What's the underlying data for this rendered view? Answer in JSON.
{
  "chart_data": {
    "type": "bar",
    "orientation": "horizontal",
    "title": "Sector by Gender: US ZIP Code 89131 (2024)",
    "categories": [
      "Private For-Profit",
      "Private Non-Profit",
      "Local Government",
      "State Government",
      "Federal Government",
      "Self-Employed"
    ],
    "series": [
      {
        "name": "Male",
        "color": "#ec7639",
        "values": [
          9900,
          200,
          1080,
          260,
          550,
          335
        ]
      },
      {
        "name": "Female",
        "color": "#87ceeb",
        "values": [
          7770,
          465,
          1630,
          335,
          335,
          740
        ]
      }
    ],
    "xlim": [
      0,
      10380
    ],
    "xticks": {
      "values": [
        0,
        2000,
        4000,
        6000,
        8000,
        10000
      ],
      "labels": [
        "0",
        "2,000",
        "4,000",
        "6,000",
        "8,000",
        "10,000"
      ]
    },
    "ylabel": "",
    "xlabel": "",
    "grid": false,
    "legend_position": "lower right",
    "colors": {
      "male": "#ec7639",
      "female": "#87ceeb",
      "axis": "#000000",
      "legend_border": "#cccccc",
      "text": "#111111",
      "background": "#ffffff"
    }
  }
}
■ ■ ■ ■ ■ ■ ■
Set down the entries above again, word for word.

◆ Solution for this problem
What's the underlying data for this rendered view? Answer in JSON.
{
  "chart_data": {
    "type": "bar",
    "orientation": "horizontal",
    "title": "Sector by Gender: US ZIP Code 89131 (2024)",
    "categories": [
      "Private For-Profit",
      "Private Non-Profit",
      "Local Government",
      "State Government",
      "Federal Government",
      "Self-Employed"
    ],
    "series": [
      {
        "name": "Male",
        "color": "#ec7639",
        "values": [
          9900,
          200,
          1080,
          260,
          550,
          335
        ]
      },
      {
        "name": "Female",
        "color": "#87ceeb",
        "values": [
          7770,
          465,
          1630,
          335,
          335,
          740
        ]
      }
    ],
    "xlim": [
      0,
      10380
    ],
    "xticks": {
      "values": [
        0,
        2000,
        4000,
        6000,
        8000,
        10000
      ],
      "labels": [
        "0",
        "2,000",
        "4,000",
        "6,000",
        "8,000",
        "10,000"
      ]
    },
    "ylabel": "",
    "xlabel": "",
    "grid": false,
    "legend_position": "lower right",
    "colors": {
      "male": "#ec7639",
      "female": "#87ceeb",
      "axis": "#000000",
      "legend_border": "#cccccc",
      "text": "#111111",
      "background": "#ffffff"
    }
  }
}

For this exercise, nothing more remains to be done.